**Stated goal**
Please give the entries again in full and exactly, without any picture.
━━━━━━━━━━━━━━━━
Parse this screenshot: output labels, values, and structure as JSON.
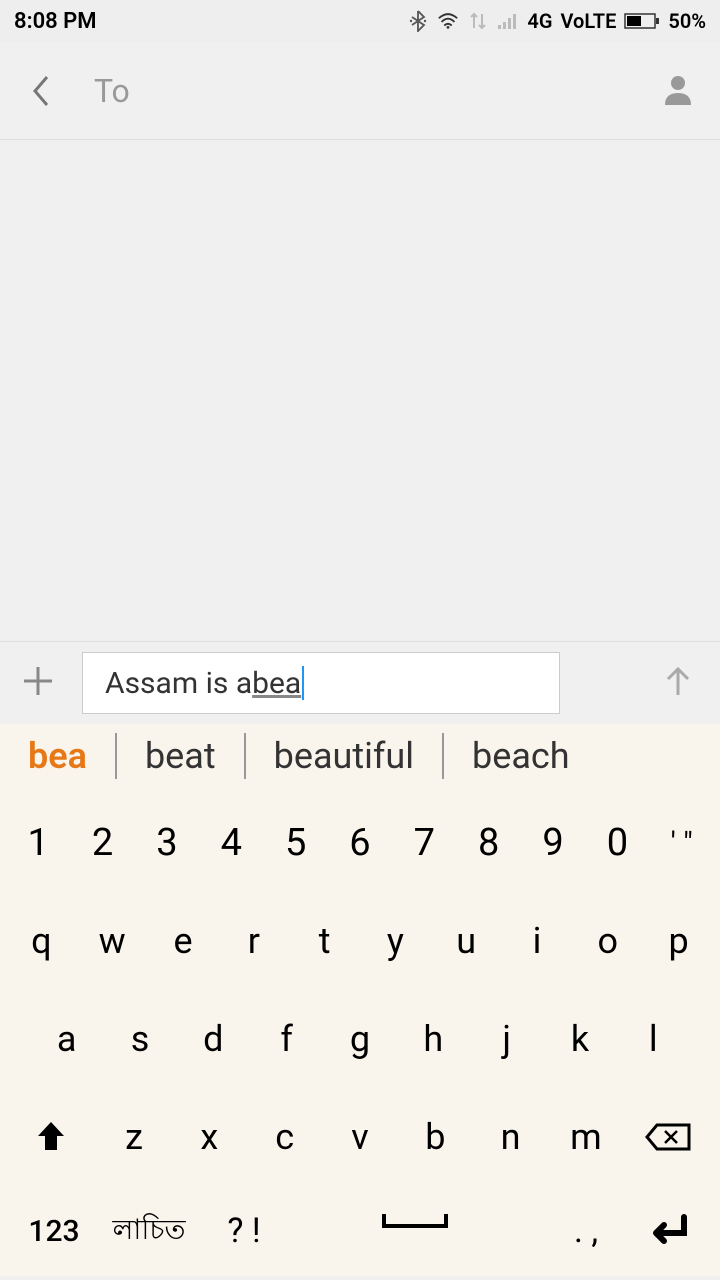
{
  "status": {
    "time": "8:08 PM",
    "network": "4G",
    "volte": "VoLTE",
    "battery": "50%"
  },
  "header": {
    "to_label": "To"
  },
  "input": {
    "text_plain": "Assam is a ",
    "text_underlined": "bea"
  },
  "suggestions": [
    "bea",
    "beat",
    "beautiful",
    "beach"
  ],
  "keyboard": {
    "row_num": [
      "1",
      "2",
      "3",
      "4",
      "5",
      "6",
      "7",
      "8",
      "9",
      "0",
      "' \""
    ],
    "row1": [
      "q",
      "w",
      "e",
      "r",
      "t",
      "y",
      "u",
      "i",
      "o",
      "p"
    ],
    "row2": [
      "a",
      "s",
      "d",
      "f",
      "g",
      "h",
      "j",
      "k",
      "l"
    ],
    "row3": [
      "z",
      "x",
      "c",
      "v",
      "b",
      "n",
      "m"
    ],
    "numkey": "123",
    "lang": "লাচিত",
    "punct1": "? !",
    "punct2": ". ,"
  }
}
━━━━━━━━━━━━━━━━
**Response to the task**
Parse this screenshot: output labels, values, and structure as JSON.
{
  "status": {
    "time": "8:08 PM",
    "network": "4G",
    "volte": "VoLTE",
    "battery": "50%"
  },
  "header": {
    "to_label": "To"
  },
  "input": {
    "text_plain": "Assam is a ",
    "text_underlined": "bea"
  },
  "suggestions": [
    "bea",
    "beat",
    "beautiful",
    "beach"
  ],
  "keyboard": {
    "row_num": [
      "1",
      "2",
      "3",
      "4",
      "5",
      "6",
      "7",
      "8",
      "9",
      "0",
      "' \""
    ],
    "row1": [
      "q",
      "w",
      "e",
      "r",
      "t",
      "y",
      "u",
      "i",
      "o",
      "p"
    ],
    "row2": [
      "a",
      "s",
      "d",
      "f",
      "g",
      "h",
      "j",
      "k",
      "l"
    ],
    "row3": [
      "z",
      "x",
      "c",
      "v",
      "b",
      "n",
      "m"
    ],
    "numkey": "123",
    "lang": "লাচিত",
    "punct1": "? !",
    "punct2": ". ,"
  }
}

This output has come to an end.